RECORDS TO PROCESS —
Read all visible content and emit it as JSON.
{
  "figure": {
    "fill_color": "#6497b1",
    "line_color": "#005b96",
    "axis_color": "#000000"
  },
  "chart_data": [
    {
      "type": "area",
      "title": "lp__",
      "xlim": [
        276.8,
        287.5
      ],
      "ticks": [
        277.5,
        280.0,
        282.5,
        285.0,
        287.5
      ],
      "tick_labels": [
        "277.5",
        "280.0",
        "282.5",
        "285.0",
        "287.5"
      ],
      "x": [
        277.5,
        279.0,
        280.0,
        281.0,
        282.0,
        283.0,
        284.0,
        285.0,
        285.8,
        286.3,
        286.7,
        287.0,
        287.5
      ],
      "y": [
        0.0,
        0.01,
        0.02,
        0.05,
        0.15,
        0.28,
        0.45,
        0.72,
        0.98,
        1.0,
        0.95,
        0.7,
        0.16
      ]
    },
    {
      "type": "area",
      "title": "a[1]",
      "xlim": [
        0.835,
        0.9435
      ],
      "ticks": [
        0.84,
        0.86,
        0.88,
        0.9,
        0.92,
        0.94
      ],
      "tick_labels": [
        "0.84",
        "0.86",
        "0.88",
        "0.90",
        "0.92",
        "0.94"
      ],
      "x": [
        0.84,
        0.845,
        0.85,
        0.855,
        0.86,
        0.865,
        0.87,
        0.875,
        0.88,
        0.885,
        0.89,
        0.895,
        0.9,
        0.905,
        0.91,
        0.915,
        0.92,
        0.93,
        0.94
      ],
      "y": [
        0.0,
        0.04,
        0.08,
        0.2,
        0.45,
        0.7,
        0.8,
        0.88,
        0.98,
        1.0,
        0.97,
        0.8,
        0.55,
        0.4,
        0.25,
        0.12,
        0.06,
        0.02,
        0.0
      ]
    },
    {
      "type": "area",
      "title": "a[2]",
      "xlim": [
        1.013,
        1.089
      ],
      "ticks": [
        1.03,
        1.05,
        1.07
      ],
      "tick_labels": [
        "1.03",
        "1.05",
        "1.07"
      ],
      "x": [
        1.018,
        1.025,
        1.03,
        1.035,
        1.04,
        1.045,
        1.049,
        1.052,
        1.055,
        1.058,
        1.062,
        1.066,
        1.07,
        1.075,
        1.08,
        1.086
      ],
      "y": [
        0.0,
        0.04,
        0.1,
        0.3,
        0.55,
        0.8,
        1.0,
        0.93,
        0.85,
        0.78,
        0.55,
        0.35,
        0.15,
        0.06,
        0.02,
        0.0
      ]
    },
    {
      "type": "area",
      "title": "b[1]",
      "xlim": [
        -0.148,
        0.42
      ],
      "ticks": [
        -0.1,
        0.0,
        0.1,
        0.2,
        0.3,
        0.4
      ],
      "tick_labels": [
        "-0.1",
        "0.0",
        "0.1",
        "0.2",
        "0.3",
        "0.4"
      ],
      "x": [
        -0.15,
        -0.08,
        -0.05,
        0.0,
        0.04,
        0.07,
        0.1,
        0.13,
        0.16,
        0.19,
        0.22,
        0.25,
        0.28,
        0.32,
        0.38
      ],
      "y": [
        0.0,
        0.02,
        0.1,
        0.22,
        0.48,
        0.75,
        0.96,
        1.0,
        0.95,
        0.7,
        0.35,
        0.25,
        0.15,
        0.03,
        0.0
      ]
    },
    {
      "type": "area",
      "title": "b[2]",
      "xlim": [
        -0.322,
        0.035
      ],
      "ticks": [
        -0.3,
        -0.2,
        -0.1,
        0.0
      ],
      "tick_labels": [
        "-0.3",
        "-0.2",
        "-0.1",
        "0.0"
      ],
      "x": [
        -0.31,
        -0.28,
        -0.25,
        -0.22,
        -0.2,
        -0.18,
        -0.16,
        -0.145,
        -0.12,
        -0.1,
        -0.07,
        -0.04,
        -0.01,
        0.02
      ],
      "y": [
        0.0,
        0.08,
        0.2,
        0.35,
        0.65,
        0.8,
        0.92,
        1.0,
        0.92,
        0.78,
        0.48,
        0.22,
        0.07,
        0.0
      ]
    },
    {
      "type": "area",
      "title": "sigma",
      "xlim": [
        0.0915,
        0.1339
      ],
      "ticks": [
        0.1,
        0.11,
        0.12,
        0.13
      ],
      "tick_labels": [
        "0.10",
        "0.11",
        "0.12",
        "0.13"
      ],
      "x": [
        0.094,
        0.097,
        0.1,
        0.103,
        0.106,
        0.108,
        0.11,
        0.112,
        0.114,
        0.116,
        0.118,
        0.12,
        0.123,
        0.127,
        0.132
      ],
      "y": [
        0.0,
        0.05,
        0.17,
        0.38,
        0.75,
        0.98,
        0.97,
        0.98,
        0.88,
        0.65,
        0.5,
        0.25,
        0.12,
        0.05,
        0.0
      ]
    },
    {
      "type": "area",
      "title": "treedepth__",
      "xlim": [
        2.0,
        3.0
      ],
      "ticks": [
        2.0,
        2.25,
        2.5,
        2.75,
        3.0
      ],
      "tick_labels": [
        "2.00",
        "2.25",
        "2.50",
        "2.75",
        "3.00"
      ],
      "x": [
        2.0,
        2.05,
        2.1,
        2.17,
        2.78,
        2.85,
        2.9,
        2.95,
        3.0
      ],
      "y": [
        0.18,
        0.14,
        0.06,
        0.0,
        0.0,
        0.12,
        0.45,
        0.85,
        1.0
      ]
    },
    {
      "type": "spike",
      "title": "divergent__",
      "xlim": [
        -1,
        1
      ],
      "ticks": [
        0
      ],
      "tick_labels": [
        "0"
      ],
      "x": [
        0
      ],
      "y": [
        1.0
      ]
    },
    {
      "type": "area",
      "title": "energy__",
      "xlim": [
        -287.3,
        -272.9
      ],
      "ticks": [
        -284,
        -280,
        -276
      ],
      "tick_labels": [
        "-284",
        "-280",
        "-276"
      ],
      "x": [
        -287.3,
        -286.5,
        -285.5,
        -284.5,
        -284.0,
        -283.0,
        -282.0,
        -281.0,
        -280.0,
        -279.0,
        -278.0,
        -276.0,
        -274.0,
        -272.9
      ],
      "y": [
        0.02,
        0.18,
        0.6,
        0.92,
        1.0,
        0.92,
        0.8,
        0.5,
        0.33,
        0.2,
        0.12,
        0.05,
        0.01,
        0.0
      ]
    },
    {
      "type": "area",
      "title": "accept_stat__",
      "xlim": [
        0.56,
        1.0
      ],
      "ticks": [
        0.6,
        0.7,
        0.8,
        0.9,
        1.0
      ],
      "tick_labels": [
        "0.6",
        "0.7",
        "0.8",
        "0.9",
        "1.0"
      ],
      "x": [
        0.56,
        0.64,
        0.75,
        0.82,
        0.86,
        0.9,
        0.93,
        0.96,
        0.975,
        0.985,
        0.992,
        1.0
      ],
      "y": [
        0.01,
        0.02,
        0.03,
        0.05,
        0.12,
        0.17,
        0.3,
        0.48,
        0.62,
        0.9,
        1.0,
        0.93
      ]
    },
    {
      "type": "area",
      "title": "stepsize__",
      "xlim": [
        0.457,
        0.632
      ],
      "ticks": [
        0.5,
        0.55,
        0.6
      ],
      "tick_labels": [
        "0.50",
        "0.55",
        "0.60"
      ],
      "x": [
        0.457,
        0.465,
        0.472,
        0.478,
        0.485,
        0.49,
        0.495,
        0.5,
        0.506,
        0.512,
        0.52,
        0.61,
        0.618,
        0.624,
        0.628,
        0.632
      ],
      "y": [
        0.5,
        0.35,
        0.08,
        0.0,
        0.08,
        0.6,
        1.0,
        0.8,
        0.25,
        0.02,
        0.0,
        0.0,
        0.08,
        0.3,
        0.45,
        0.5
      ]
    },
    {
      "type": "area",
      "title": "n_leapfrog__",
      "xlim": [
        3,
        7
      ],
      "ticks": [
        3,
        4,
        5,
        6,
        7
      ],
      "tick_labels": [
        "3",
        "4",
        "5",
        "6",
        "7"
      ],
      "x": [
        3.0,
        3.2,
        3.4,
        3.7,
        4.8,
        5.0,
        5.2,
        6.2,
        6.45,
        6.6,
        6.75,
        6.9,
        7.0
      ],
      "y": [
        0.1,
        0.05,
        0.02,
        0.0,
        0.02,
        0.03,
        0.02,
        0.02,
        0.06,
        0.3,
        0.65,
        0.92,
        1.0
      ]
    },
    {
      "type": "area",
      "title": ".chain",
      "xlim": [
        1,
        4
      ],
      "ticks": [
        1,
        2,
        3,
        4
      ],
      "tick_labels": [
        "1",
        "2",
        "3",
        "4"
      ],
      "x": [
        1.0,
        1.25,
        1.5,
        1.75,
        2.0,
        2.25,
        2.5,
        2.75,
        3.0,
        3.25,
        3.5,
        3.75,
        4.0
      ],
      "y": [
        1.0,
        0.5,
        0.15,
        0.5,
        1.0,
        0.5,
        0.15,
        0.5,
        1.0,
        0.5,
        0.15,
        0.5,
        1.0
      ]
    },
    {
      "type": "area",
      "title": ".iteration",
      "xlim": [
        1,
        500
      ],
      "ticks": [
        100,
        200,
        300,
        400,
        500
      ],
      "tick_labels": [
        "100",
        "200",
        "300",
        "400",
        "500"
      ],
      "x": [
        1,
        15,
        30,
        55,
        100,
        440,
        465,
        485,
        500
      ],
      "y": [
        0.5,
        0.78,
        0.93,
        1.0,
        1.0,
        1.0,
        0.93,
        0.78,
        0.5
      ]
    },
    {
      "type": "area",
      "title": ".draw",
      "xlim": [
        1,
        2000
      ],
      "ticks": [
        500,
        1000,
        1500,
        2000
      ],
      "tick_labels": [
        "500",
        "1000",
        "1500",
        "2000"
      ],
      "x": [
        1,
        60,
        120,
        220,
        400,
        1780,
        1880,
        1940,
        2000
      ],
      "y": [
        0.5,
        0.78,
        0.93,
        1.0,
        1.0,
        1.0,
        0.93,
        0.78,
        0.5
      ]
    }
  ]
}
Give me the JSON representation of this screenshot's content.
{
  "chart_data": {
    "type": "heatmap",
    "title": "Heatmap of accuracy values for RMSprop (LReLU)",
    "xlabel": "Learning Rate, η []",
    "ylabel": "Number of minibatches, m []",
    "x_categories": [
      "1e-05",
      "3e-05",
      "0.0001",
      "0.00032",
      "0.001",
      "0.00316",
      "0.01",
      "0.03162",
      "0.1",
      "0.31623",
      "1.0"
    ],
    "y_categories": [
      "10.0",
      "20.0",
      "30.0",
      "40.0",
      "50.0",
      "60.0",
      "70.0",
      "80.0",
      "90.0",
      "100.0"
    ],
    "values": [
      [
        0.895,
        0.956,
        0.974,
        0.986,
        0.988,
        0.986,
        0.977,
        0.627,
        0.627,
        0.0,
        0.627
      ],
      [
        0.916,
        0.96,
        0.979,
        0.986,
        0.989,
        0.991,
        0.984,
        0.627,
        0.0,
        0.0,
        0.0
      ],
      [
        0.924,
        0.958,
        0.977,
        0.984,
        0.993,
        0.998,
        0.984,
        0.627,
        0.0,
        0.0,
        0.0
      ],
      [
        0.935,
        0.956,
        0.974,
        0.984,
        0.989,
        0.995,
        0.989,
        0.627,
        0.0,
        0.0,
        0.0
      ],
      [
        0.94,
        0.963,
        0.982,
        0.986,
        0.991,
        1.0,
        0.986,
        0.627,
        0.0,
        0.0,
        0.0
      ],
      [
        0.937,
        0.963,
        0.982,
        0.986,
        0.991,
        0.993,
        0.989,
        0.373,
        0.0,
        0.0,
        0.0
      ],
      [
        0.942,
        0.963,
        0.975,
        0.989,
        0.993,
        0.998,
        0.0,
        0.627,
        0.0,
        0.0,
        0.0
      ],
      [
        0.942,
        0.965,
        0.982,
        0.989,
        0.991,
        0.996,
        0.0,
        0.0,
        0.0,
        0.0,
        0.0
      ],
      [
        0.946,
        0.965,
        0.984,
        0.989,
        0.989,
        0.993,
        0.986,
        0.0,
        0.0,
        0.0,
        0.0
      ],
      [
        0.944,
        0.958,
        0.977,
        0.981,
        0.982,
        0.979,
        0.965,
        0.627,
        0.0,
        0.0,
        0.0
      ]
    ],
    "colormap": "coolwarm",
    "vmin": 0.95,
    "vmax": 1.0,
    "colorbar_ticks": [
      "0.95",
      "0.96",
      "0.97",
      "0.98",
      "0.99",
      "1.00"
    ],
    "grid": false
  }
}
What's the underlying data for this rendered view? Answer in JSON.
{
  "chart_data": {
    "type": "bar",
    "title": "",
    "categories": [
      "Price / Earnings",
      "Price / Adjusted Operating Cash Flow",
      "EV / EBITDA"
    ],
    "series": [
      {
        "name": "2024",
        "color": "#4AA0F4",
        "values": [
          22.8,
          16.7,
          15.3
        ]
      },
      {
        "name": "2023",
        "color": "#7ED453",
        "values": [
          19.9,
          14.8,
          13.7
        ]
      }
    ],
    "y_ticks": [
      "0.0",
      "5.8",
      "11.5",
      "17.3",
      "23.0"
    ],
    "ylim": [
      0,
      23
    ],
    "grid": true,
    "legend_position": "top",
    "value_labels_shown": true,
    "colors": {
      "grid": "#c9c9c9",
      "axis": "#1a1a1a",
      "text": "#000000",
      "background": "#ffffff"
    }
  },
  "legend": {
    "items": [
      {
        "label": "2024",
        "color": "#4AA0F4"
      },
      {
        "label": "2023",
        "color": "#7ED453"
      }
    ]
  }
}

YOUR GOAL —
Return only the number of lines in the data above that include the word "values".

RESPONSE TO THIS TASK —
4